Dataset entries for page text
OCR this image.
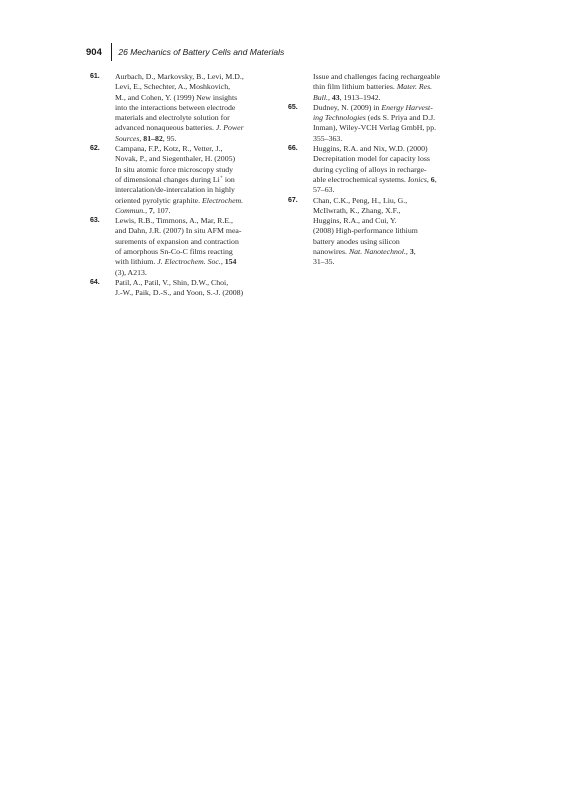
904	26 Mechanics of Battery Cells and Materials
61. Aurbach, D., Markovsky, B., Levi, M.D.,
Levi, E., Schechter, A., Moshkovich,
M., and Cohen, Y. (1999) New insights
into the interactions between electrode
materials and electrolyte solution for
advanced nonaqueous batteries. J. Power
Sources, 81–82, 95.
62. Campana, F.P., Kotz, R., Vetter, J.,
Novak, P., and Siegenthaler, H. (2005)
In situ atomic force microscopy study
of dimensional changes during Li+ ion
intercalation/de-intercalation in highly
oriented pyrolytic graphite. Electrochem.
Commun., 7, 107.
63. Lewis, R.B., Timmons, A., Mar, R.E.,
and Dahn, J.R. (2007) In situ AFM mea-
surements of expansion and contraction
of amorphous Sn-Co-C films reacting
with lithium. J. Electrochem. Soc., 154
(3), A213.
64. Patil, A., Patil, V., Shin, D.W., Choi,
J.-W., Paik, D.-S., and Yoon, S.-J. (2008)
Issue and challenges facing rechargeable
thin film lithium batteries. Mater. Res.
Bull., 43, 1913–1942.
65. Dudney, N. (2009) in Energy Harvest-
ing Technologies (eds S. Priya and D.J.
Inman), Wiley-VCH Verlag GmbH, pp.
355–363.
66. Huggins, R.A. and Nix, W.D. (2000)
Decrepitation model for capacity loss
during cycling of alloys in recharge-
able electrochemical systems. Ionics, 6,
57–63.
67. Chan, C.K., Peng, H., Liu, G.,
McIlwrath, K., Zhang, X.F.,
Huggins, R.A., and Cui, Y.
(2008) High-performance lithium
battery anodes using silicon
nanowires. Nat. Nanotechnol., 3,
31–35.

▸ **Assignment**
Each line in the records above should be reproduced exactly; images are not copied.

▸ **Output for this exercise**
OCR this image.
904	26 Mechanics of Battery Cells and Materials
61. Aurbach, D., Markovsky, B., Levi, M.D.,
Levi, E., Schechter, A., Moshkovich,
M., and Cohen, Y. (1999) New insights
into the interactions between electrode
materials and electrolyte solution for
advanced nonaqueous batteries. J. Power
Sources, 81–82, 95.
62. Campana, F.P., Kotz, R., Vetter, J.,
Novak, P., and Siegenthaler, H. (2005)
In situ atomic force microscopy study
of dimensional changes during Li+ ion
intercalation/de-intercalation in highly
oriented pyrolytic graphite. Electrochem.
Commun., 7, 107.
63. Lewis, R.B., Timmons, A., Mar, R.E.,
and Dahn, J.R. (2007) In situ AFM mea-
surements of expansion and contraction
of amorphous Sn-Co-C films reacting
with lithium. J. Electrochem. Soc., 154
(3), A213.
64. Patil, A., Patil, V., Shin, D.W., Choi,
J.-W., Paik, D.-S., and Yoon, S.-J. (2008)
Issue and challenges facing rechargeable
thin film lithium batteries. Mater. Res.
Bull., 43, 1913–1942.
65. Dudney, N. (2009) in Energy Harvest-
ing Technologies (eds S. Priya and D.J.
Inman), Wiley-VCH Verlag GmbH, pp.
355–363.
66. Huggins, R.A. and Nix, W.D. (2000)
Decrepitation model for capacity loss
during cycling of alloys in recharge-
able electrochemical systems. Ionics, 6,
57–63.
67. Chan, C.K., Peng, H., Liu, G.,
McIlwrath, K., Zhang, X.F.,
Huggins, R.A., and Cui, Y.
(2008) High-performance lithium
battery anodes using silicon
nanowires. Nat. Nanotechnol., 3,
31–35.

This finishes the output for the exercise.